__REQUIREMENT__. Find all lines in the listing that include the word "footer", then copy them.

>> start GIVEN DATA

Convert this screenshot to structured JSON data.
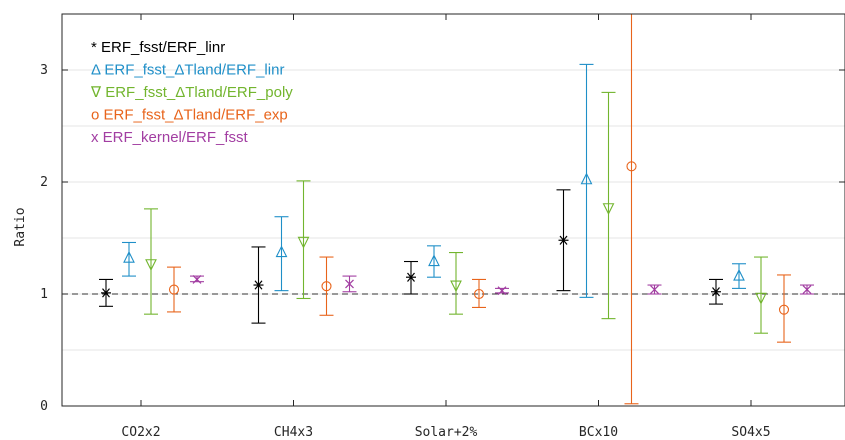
{
  "chart_data": {
    "type": "errorbar",
    "ylabel": "Ratio",
    "xlabel": "",
    "ylim": [
      0,
      3.5
    ],
    "yticks": [
      0,
      1,
      2,
      3
    ],
    "ytick_minor": [
      0.5,
      1.5,
      2.5,
      3.5
    ],
    "grid": "horizontal",
    "reference_line": 1,
    "legend_position": "top-left",
    "categories": [
      "CO2x2",
      "CH4x3",
      "Solar+2%",
      "BCx10",
      "SO4x5"
    ],
    "series": [
      {
        "name": "ERF_fsst/ERF_linr",
        "legend_symbol": "*",
        "marker": "asterisk",
        "color": "#000000",
        "values": [
          1.01,
          1.08,
          1.15,
          1.48,
          1.02
        ],
        "lower": [
          0.89,
          0.74,
          1.0,
          1.03,
          0.91
        ],
        "upper": [
          1.13,
          1.42,
          1.29,
          1.93,
          1.13
        ]
      },
      {
        "name": "ERF_fsst_ΔTland/ERF_linr",
        "legend_symbol": "Δ",
        "marker": "triangle-up",
        "color": "#1f8fc8",
        "values": [
          1.32,
          1.37,
          1.29,
          2.02,
          1.16
        ],
        "lower": [
          1.16,
          1.03,
          1.15,
          0.97,
          1.05
        ],
        "upper": [
          1.46,
          1.69,
          1.43,
          3.05,
          1.27
        ]
      },
      {
        "name": "ERF_fsst_ΔTland/ERF_poly",
        "legend_symbol": "∇",
        "marker": "triangle-down",
        "color": "#72b52e",
        "values": [
          1.27,
          1.47,
          1.08,
          1.77,
          0.97
        ],
        "lower": [
          0.82,
          0.96,
          0.82,
          0.78,
          0.65
        ],
        "upper": [
          1.76,
          2.01,
          1.37,
          2.8,
          1.33
        ]
      },
      {
        "name": "ERF_fsst_ΔTland/ERF_exp",
        "legend_symbol": "o",
        "marker": "circle",
        "color": "#e8641b",
        "values": [
          1.04,
          1.07,
          1.0,
          2.14,
          0.86
        ],
        "lower": [
          0.84,
          0.81,
          0.88,
          0.02,
          0.57
        ],
        "upper": [
          1.24,
          1.33,
          1.13,
          3.5,
          1.17
        ]
      },
      {
        "name": "ERF_kernel/ERF_fsst",
        "legend_symbol": "x",
        "marker": "x",
        "color": "#a23ea2",
        "values": [
          1.13,
          1.09,
          1.03,
          1.04,
          1.04
        ],
        "lower": [
          1.11,
          1.02,
          1.01,
          1.0,
          1.0
        ],
        "upper": [
          1.16,
          1.16,
          1.05,
          1.08,
          1.08
        ]
      }
    ]
  }
}
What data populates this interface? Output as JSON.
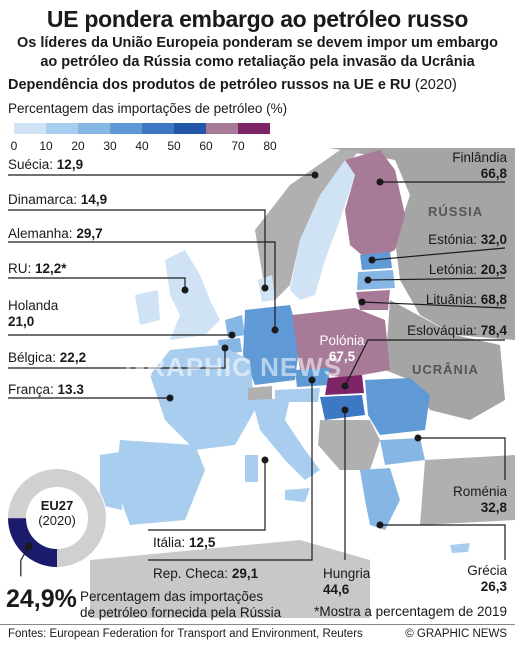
{
  "header": {
    "title": "UE pondera embargo ao petróleo russo",
    "subtitle_line1": "Os líderes da União Europeia ponderam se devem impor um embargo",
    "subtitle_line2": "ao petróleo da Rússia como retaliação pela invasão da Ucrânia",
    "subhead": "Dependência dos produtos de petróleo russos na UE e RU",
    "subhead_year": "(2020)"
  },
  "legend": {
    "title": "Percentagem das importações de petróleo (%)",
    "ticks": [
      "0",
      "10",
      "20",
      "30",
      "40",
      "50",
      "60",
      "70",
      "80"
    ],
    "colors": [
      "#cfe3f5",
      "#a9cdee",
      "#86b7e4",
      "#5f9ad6",
      "#3c78c4",
      "#2156a8",
      "#a77a98",
      "#7d2467"
    ]
  },
  "labels": {
    "suecia": {
      "name": "Suécia:",
      "value": "12,9"
    },
    "dinamarca": {
      "name": "Dinamarca:",
      "value": "14,9"
    },
    "alemanha": {
      "name": "Alemanha:",
      "value": "29,7"
    },
    "ru": {
      "name": "RU:",
      "value": "12,2*"
    },
    "holanda": {
      "name": "Holanda",
      "value": "21,0"
    },
    "belgica": {
      "name": "Bélgica:",
      "value": "22,2"
    },
    "franca": {
      "name": "França:",
      "value": "13.3"
    },
    "italia": {
      "name": "Itália:",
      "value": "12,5"
    },
    "repcheca": {
      "name": "Rep. Checa:",
      "value": "29,1"
    },
    "hungria": {
      "name": "Hungria",
      "value": "44,6"
    },
    "grecia": {
      "name": "Grécia",
      "value": "26,3"
    },
    "romenia": {
      "name": "Roménia",
      "value": "32,8"
    },
    "finlandia": {
      "name": "Finlândia",
      "value": "66,8"
    },
    "estonia": {
      "name": "Estónia:",
      "value": "32,0"
    },
    "letonia": {
      "name": "Letónia:",
      "value": "20,3"
    },
    "lituania": {
      "name": "Lituânia:",
      "value": "68,8"
    },
    "eslovaquia": {
      "name": "Eslováquia:",
      "value": "78,4"
    },
    "polonia": {
      "name": "Polónia",
      "value": "67,5"
    }
  },
  "regions": {
    "russia": "RÚSSIA",
    "ucrania": "UCRÂNIA"
  },
  "watermark": "GRAPHIC NEWS",
  "eu27": {
    "label": "EU27",
    "year": "(2020)",
    "value": "24,9%",
    "fraction": 0.249,
    "description_line1": "Percentagem das importações",
    "description_line2": "de petróleo fornecida pela Rússia"
  },
  "note": "*Mostra a percentagem de 2019",
  "footer": {
    "sources": "Fontes: European Federation for Transport and Environment, Reuters",
    "credit": "© GRAPHIC NEWS"
  }
}
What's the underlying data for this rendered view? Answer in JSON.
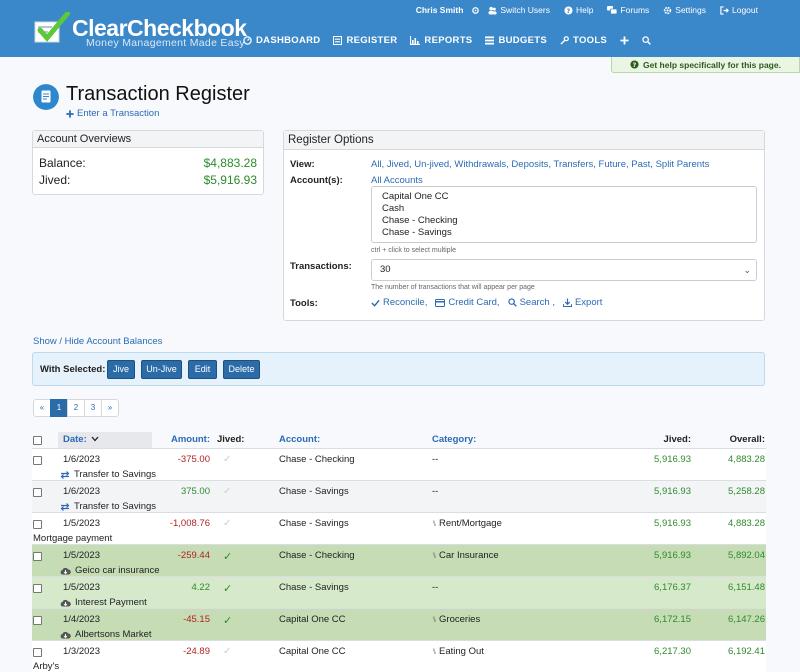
{
  "header": {
    "logo_title": "ClearCheckbook",
    "logo_tagline": "Money Management Made Easy",
    "top_menu": [
      {
        "label": "Chris Smith",
        "icon": "user-icon"
      },
      {
        "label": "",
        "icon": "gear-small-icon"
      },
      {
        "label": "Switch Users",
        "icon": "switch-users-icon"
      },
      {
        "label": "Help",
        "icon": "help-icon"
      },
      {
        "label": "Forums",
        "icon": "forums-icon"
      },
      {
        "label": "Settings",
        "icon": "settings-icon"
      },
      {
        "label": "Logout",
        "icon": "logout-icon"
      }
    ],
    "nav": [
      {
        "label": "DASHBOARD",
        "icon": "dashboard-icon"
      },
      {
        "label": "REGISTER",
        "icon": "register-icon",
        "active": true
      },
      {
        "label": "REPORTS",
        "icon": "reports-icon"
      },
      {
        "label": "BUDGETS",
        "icon": "budgets-icon"
      },
      {
        "label": "TOOLS",
        "icon": "tools-icon"
      },
      {
        "label": "",
        "icon": "plus-icon"
      },
      {
        "label": "",
        "icon": "search-icon"
      }
    ],
    "help_bar": "Get help specifically for this page."
  },
  "page": {
    "title": "Transaction Register",
    "enter_link": "Enter a Transaction"
  },
  "account_overviews": {
    "title": "Account Overviews",
    "balance_label": "Balance:",
    "balance_value": "$4,883.28",
    "jived_label": "Jived:",
    "jived_value": "$5,916.93"
  },
  "register_options": {
    "title": "Register Options",
    "view_label": "View:",
    "view_links": "All, Jived, Un-jived, Withdrawals, Deposits, Transfers, Future, Past, Split Parents",
    "accounts_label": "Account(s):",
    "all_accounts": "All Accounts",
    "accounts": [
      "Capital One CC",
      "Cash",
      "Chase - Checking",
      "Chase - Savings"
    ],
    "accounts_hint": "ctrl + click to select multiple",
    "transactions_label": "Transactions:",
    "transactions_value": "30",
    "transactions_hint": "The number of transactions that will appear per page",
    "tools_label": "Tools:",
    "tools": [
      {
        "label": "Reconcile,",
        "icon": "checkmark-icon"
      },
      {
        "label": "Credit Card,",
        "icon": "credit-card-icon"
      },
      {
        "label": "Search ,",
        "icon": "search-icon"
      },
      {
        "label": "Export",
        "icon": "download-icon"
      }
    ]
  },
  "show_hide": "Show / Hide Account Balances",
  "with_selected": {
    "label": "With Selected:",
    "buttons": [
      "Jive",
      "Un-Jive",
      "Edit",
      "Delete"
    ]
  },
  "pagination": [
    "«",
    "1",
    "2",
    "3",
    "»"
  ],
  "table": {
    "headers": {
      "date": "Date:",
      "amount": "Amount:",
      "jived": "Jived:",
      "account": "Account:",
      "category": "Category:",
      "jived_bal": "Jived:",
      "overall": "Overall:"
    },
    "rows": [
      {
        "date": "1/6/2023",
        "amount": "-375.00",
        "sign": "neg",
        "jived": false,
        "account": "Chase - Checking",
        "category": "--",
        "split": false,
        "description": "Transfer to Savings",
        "desc_icon": "transfer-icon",
        "jived_bal": "5,916.93",
        "overall": "4,883.28",
        "style": "plain"
      },
      {
        "date": "1/6/2023",
        "amount": "375.00",
        "sign": "pos",
        "jived": false,
        "account": "Chase - Savings",
        "category": "--",
        "split": false,
        "description": "Transfer to Savings",
        "desc_icon": "transfer-icon",
        "jived_bal": "5,916.93",
        "overall": "5,258.28",
        "style": "alt"
      },
      {
        "date": "1/5/2023",
        "amount": "-1,008.76",
        "sign": "neg",
        "jived": false,
        "account": "Chase - Savings",
        "category": "Rent/Mortgage",
        "split": true,
        "description": "Mortgage payment",
        "desc_icon": "",
        "jived_bal": "5,916.93",
        "overall": "4,883.28",
        "style": "plain"
      },
      {
        "date": "1/5/2023",
        "amount": "-259.44",
        "sign": "neg",
        "jived": true,
        "account": "Chase - Checking",
        "category": "Car Insurance",
        "split": true,
        "description": "Geico car insurance",
        "desc_icon": "cloud-download-icon",
        "jived_bal": "5,916.93",
        "overall": "5,892.04",
        "style": "jived2"
      },
      {
        "date": "1/5/2023",
        "amount": "4.22",
        "sign": "pos",
        "jived": true,
        "account": "Chase - Savings",
        "category": "--",
        "split": false,
        "description": "Interest Payment",
        "desc_icon": "cloud-download-icon",
        "jived_bal": "6,176.37",
        "overall": "6,151.48",
        "style": "jived"
      },
      {
        "date": "1/4/2023",
        "amount": "-45.15",
        "sign": "neg",
        "jived": true,
        "account": "Capital One CC",
        "category": "Groceries",
        "split": true,
        "description": "Albertsons Market",
        "desc_icon": "cloud-download-icon",
        "jived_bal": "6,172.15",
        "overall": "6,147.26",
        "style": "jived2"
      },
      {
        "date": "1/3/2023",
        "amount": "-24.89",
        "sign": "neg",
        "jived": false,
        "account": "Capital One CC",
        "category": "Eating Out",
        "split": true,
        "description": "Arby's",
        "desc_icon": "",
        "jived_bal": "6,217.30",
        "overall": "6,192.41",
        "style": "plain"
      }
    ]
  }
}
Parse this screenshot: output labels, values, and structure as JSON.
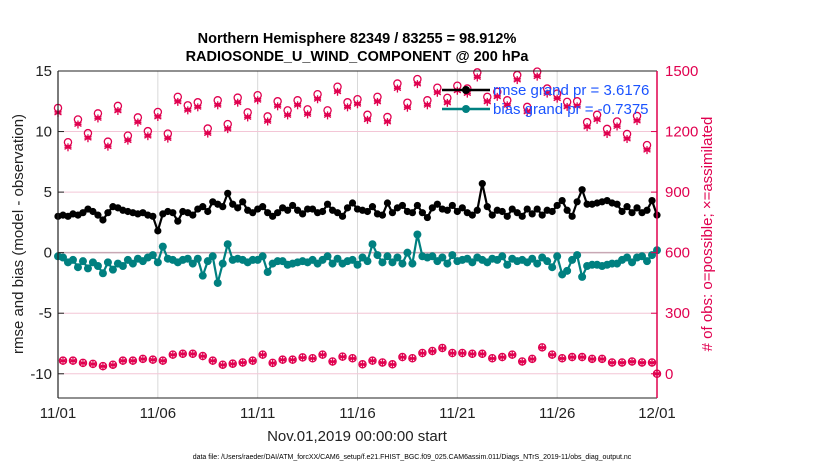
{
  "chart_data": {
    "type": "line",
    "title": [
      "Northern Hemisphere 82349 / 83255 = 98.912%",
      "RADIOSONDE_U_WIND_COMPONENT @ 200 hPa"
    ],
    "xlabel": "Nov.01,2019 00:00:00 start",
    "ylabel": "rmse and bias (model - observation)",
    "ylabel_right": "# of obs: o=possible; ×=assimilated",
    "x_start": "2019-11-01 00:00",
    "time_step": "6 hours",
    "x_ticks": [
      "11/01",
      "11/06",
      "11/11",
      "11/16",
      "11/21",
      "11/26",
      "12/01"
    ],
    "ylim": [
      -12,
      15
    ],
    "y_ticks": [
      -10,
      -5,
      0,
      5,
      10,
      15
    ],
    "ylim_right": [
      -120,
      1500
    ],
    "y_ticks_right": [
      0,
      300,
      600,
      900,
      1200,
      1500
    ],
    "grid": true,
    "legend_placement": "top-right",
    "colors": {
      "rmse": "#000000",
      "bias": "#008080",
      "obs": "#e0004f",
      "legend_text": "#1a53ff",
      "right_axis": "#e0004f"
    },
    "series": [
      {
        "name": "rmse grand pr = 3.6176",
        "axis": "left",
        "marker": "star",
        "values": [
          3.0,
          3.1,
          3.0,
          3.2,
          3.1,
          3.3,
          3.6,
          3.4,
          3.1,
          2.7,
          3.3,
          3.8,
          3.7,
          3.5,
          3.4,
          3.3,
          3.2,
          3.3,
          3.1,
          3.0,
          1.8,
          3.2,
          3.4,
          3.3,
          2.6,
          3.4,
          3.3,
          3.1,
          3.6,
          3.8,
          3.4,
          4.2,
          4.0,
          3.8,
          4.9,
          4.0,
          3.7,
          4.2,
          3.5,
          3.3,
          3.6,
          3.8,
          3.3,
          3.0,
          3.3,
          3.7,
          3.5,
          3.9,
          3.5,
          3.2,
          3.6,
          3.6,
          3.3,
          3.4,
          4.0,
          3.5,
          3.3,
          3.0,
          3.7,
          4.1,
          3.6,
          3.5,
          3.4,
          3.8,
          3.2,
          3.1,
          4.1,
          3.3,
          3.7,
          3.9,
          3.4,
          3.3,
          3.9,
          3.3,
          2.9,
          3.7,
          4.0,
          3.6,
          3.5,
          3.9,
          3.4,
          3.7,
          3.3,
          3.1,
          3.5,
          5.7,
          3.8,
          3.1,
          3.5,
          3.4,
          3.0,
          3.6,
          3.3,
          3.0,
          3.6,
          3.2,
          3.6,
          3.1,
          3.5,
          3.4,
          3.9,
          4.3,
          3.5,
          3.0,
          4.2,
          5.2,
          4.0,
          4.0,
          4.1,
          4.2,
          4.3,
          4.1,
          4.0,
          3.4,
          3.8,
          3.3,
          3.7,
          3.3,
          3.5,
          4.3,
          3.1
        ]
      },
      {
        "name": "bias grand pr = -0.7375",
        "axis": "left",
        "marker": "dot",
        "values": [
          -0.3,
          -0.4,
          -0.8,
          -0.6,
          -1.2,
          -0.7,
          -1.3,
          -0.8,
          -1.1,
          -1.7,
          -0.8,
          -1.4,
          -0.9,
          -1.1,
          -0.6,
          -0.9,
          -0.5,
          -0.7,
          -0.4,
          -0.2,
          -0.8,
          0.5,
          -0.5,
          -0.6,
          -0.8,
          -0.6,
          -0.5,
          -0.9,
          -0.5,
          -1.9,
          -0.7,
          -0.3,
          -2.5,
          -0.9,
          0.7,
          -0.6,
          -0.5,
          -0.6,
          -0.8,
          -0.6,
          -0.6,
          -0.3,
          -1.6,
          -0.9,
          -0.7,
          -0.7,
          -1.0,
          -0.9,
          -0.8,
          -0.7,
          -0.8,
          -0.6,
          -0.9,
          -0.6,
          -0.3,
          -0.9,
          -0.5,
          -0.9,
          -0.7,
          -0.6,
          -1.0,
          -0.4,
          -0.7,
          0.7,
          -0.2,
          -0.8,
          -0.3,
          -0.8,
          -0.4,
          -0.9,
          0.0,
          -0.9,
          1.5,
          -0.3,
          -0.4,
          -0.3,
          -0.7,
          -0.4,
          -0.9,
          -0.2,
          -0.7,
          -0.6,
          -0.5,
          -0.8,
          -0.4,
          -0.6,
          -0.8,
          -0.5,
          -0.6,
          -0.3,
          -1.0,
          -0.5,
          -0.7,
          -0.6,
          -0.8,
          -0.5,
          -0.9,
          -0.4,
          -0.7,
          -1.2,
          -0.3,
          -1.8,
          -1.5,
          -0.6,
          -0.2,
          -2.0,
          -1.1,
          -1.0,
          -1.0,
          -1.1,
          -1.0,
          -0.9,
          -0.9,
          -0.6,
          -0.4,
          -0.8,
          -0.4,
          -0.3,
          -0.7,
          -0.2,
          0.2
        ]
      },
      {
        "name": "possible",
        "axis": "right",
        "marker": "circle",
        "values_00z_12z": [
          1317,
          1147,
          1260,
          1192,
          1290,
          1150,
          1327,
          1180,
          1270,
          1202,
          1297,
          1190,
          1372,
          1330,
          1345,
          1215,
          1355,
          1237,
          1368,
          1295,
          1380,
          1275,
          1350,
          1305,
          1355,
          1310,
          1385,
          1305,
          1422,
          1345,
          1360,
          1283,
          1372,
          1272,
          1438,
          1343,
          1460,
          1355,
          1417,
          1367,
          1427,
          1413,
          1493,
          1372,
          1397,
          1355,
          1480,
          1322,
          1497,
          1413,
          1388,
          1347,
          1350,
          1247,
          1283,
          1213,
          1250,
          1188,
          1277,
          1133
        ],
        "values_06z_18z": [
          65,
          65,
          54,
          49,
          38,
          45,
          65,
          65,
          74,
          70,
          65,
          95,
          99,
          99,
          88,
          65,
          45,
          50,
          56,
          65,
          95,
          54,
          70,
          70,
          81,
          77,
          95,
          61,
          85,
          77,
          47,
          65,
          56,
          47,
          83,
          77,
          103,
          113,
          128,
          103,
          103,
          99,
          99,
          77,
          83,
          95,
          61,
          74,
          131,
          95,
          77,
          83,
          83,
          74,
          74,
          56,
          56,
          61,
          56,
          56
        ],
        "value_final": 0
      },
      {
        "name": "assimilated",
        "axis": "right",
        "marker": "asterisk",
        "values_00z_12z": [
          1292,
          1122,
          1235,
          1167,
          1265,
          1125,
          1302,
          1155,
          1245,
          1177,
          1272,
          1165,
          1347,
          1305,
          1320,
          1190,
          1330,
          1212,
          1343,
          1270,
          1355,
          1250,
          1325,
          1280,
          1330,
          1285,
          1360,
          1280,
          1397,
          1320,
          1335,
          1258,
          1347,
          1247,
          1413,
          1318,
          1435,
          1330,
          1392,
          1342,
          1402,
          1388,
          1468,
          1347,
          1372,
          1330,
          1455,
          1297,
          1472,
          1388,
          1363,
          1322,
          1325,
          1222,
          1258,
          1188,
          1225,
          1163,
          1252,
          1108
        ],
        "values_06z_18z": [
          64,
          64,
          53,
          48,
          37,
          44,
          64,
          64,
          73,
          69,
          64,
          94,
          98,
          98,
          87,
          64,
          44,
          49,
          55,
          64,
          94,
          53,
          69,
          69,
          80,
          76,
          94,
          60,
          84,
          76,
          46,
          64,
          55,
          46,
          82,
          76,
          102,
          112,
          127,
          102,
          102,
          98,
          98,
          76,
          82,
          94,
          60,
          73,
          130,
          94,
          76,
          82,
          82,
          73,
          73,
          55,
          55,
          60,
          55,
          55
        ],
        "value_final": 0
      }
    ],
    "footer": "data file: /Users/raeder/DAI/ATM_forcXX/CAM6_setup/f.e21.FHIST_BGC.f09_025.CAM6assim.011/Diags_NTrS_2019-11/obs_diag_output.nc"
  }
}
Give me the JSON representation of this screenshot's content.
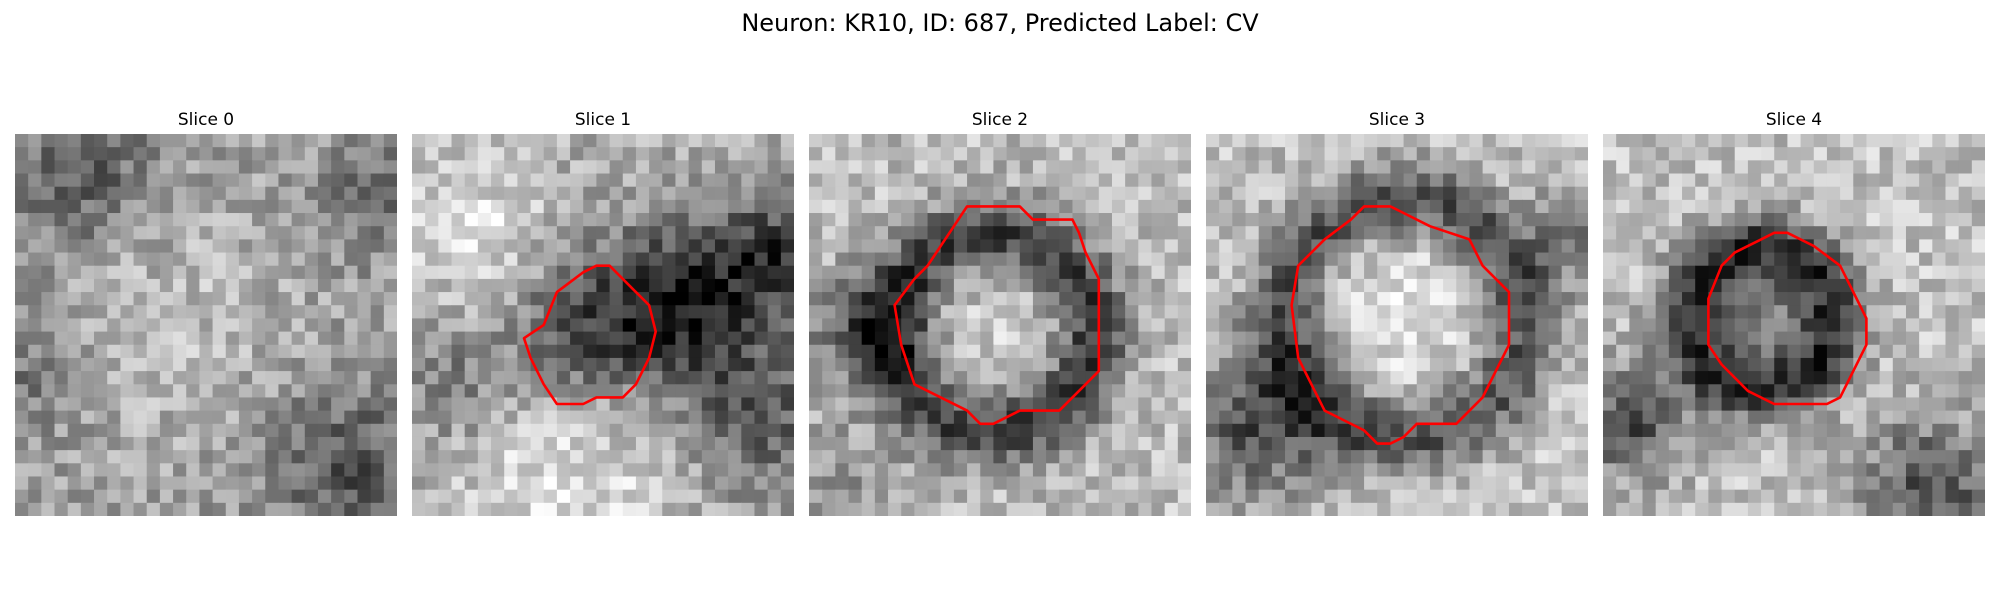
{
  "figure": {
    "title": "Neuron: KR10, ID: 687, Predicted Label: CV",
    "contour_color": "#ff0000"
  },
  "panels": [
    {
      "title": "Slice 0",
      "has_contour": false
    },
    {
      "title": "Slice 1",
      "has_contour": true
    },
    {
      "title": "Slice 2",
      "has_contour": true
    },
    {
      "title": "Slice 3",
      "has_contour": true
    },
    {
      "title": "Slice 4",
      "has_contour": true
    }
  ]
}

>> end GIVEN DATA

__RESULT BELOW__.
  "footer": {
    "footer": "data file: /Users/raeder/DAI/ATM_forcXX/CAM6_setup/f.e21.FHIST_BGC.f09_025.CAM6assim.011/Diags_NTrS_2019-11/obs_diag_output.nc"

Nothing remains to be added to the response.